WHAT IS ASKED
Copy out all lines with the word "ยนสหกรณ" in them.

ENTRIES
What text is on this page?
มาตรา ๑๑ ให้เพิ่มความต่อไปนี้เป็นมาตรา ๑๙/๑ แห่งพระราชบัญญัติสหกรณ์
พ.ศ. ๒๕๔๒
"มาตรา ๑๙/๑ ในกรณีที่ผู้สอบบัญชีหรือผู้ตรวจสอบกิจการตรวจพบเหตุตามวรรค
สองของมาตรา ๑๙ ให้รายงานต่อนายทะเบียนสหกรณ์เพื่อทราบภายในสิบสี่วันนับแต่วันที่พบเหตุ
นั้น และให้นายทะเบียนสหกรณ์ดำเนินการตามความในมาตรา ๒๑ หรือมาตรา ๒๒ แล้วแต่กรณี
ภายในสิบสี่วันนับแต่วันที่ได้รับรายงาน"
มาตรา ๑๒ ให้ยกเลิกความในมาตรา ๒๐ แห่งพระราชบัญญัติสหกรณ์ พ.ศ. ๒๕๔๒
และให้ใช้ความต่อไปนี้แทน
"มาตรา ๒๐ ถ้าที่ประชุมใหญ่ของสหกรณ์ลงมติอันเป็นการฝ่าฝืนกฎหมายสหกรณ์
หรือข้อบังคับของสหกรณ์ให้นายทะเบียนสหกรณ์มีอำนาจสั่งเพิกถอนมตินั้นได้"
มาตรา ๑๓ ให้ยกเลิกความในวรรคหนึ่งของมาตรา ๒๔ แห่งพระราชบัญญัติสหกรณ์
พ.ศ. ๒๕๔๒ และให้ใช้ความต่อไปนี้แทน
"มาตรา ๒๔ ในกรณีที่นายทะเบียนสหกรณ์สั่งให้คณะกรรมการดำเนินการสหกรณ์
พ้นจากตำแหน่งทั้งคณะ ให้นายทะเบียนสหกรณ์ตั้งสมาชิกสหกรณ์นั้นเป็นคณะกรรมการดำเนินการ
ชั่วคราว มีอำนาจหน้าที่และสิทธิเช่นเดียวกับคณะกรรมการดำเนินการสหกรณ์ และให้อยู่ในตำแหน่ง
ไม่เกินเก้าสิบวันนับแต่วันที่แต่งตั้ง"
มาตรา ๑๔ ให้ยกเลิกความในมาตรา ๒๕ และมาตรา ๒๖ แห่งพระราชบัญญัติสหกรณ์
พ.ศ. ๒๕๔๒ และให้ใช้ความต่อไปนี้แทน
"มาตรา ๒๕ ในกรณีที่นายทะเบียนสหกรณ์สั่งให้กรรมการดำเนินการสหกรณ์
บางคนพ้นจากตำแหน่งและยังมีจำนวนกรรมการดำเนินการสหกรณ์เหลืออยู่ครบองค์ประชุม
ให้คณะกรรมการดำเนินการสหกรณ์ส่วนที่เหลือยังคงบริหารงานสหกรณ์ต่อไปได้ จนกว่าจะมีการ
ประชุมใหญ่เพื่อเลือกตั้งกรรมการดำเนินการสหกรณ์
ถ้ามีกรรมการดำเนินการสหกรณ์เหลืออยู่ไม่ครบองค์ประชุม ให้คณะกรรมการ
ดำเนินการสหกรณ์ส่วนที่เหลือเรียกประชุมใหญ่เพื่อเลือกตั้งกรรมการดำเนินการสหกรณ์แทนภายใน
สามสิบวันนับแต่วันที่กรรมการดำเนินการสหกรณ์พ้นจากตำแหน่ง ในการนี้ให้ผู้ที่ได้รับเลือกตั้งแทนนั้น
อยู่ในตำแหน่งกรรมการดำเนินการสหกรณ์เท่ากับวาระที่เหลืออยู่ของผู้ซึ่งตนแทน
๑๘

RESULT FOR THIS EXERCISE
สองของมาตรา ๑๙ ให้รายงานต่อนายทะเบียนสหกรณ์เพื่อทราบภายในสิบสี่วันนับแต่วันที่พบเหตุ
นั้น และให้นายทะเบียนสหกรณ์ดำเนินการตามความในมาตรา ๒๑ หรือมาตรา ๒๒ แล้วแต่กรณี
หรือข้อบังคับของสหกรณ์ให้นายทะเบียนสหกรณ์มีอำนาจสั่งเพิกถอนมตินั้นได้"
"มาตรา ๒๔ ในกรณีที่นายทะเบียนสหกรณ์สั่งให้คณะกรรมการดำเนินการสหกรณ์
พ้นจากตำแหน่งทั้งคณะ ให้นายทะเบียนสหกรณ์ตั้งสมาชิกสหกรณ์นั้นเป็นคณะกรรมการดำเนินการ
"มาตรา ๒๕ ในกรณีที่นายทะเบียนสหกรณ์สั่งให้กรรมการดำเนินการสหกรณ์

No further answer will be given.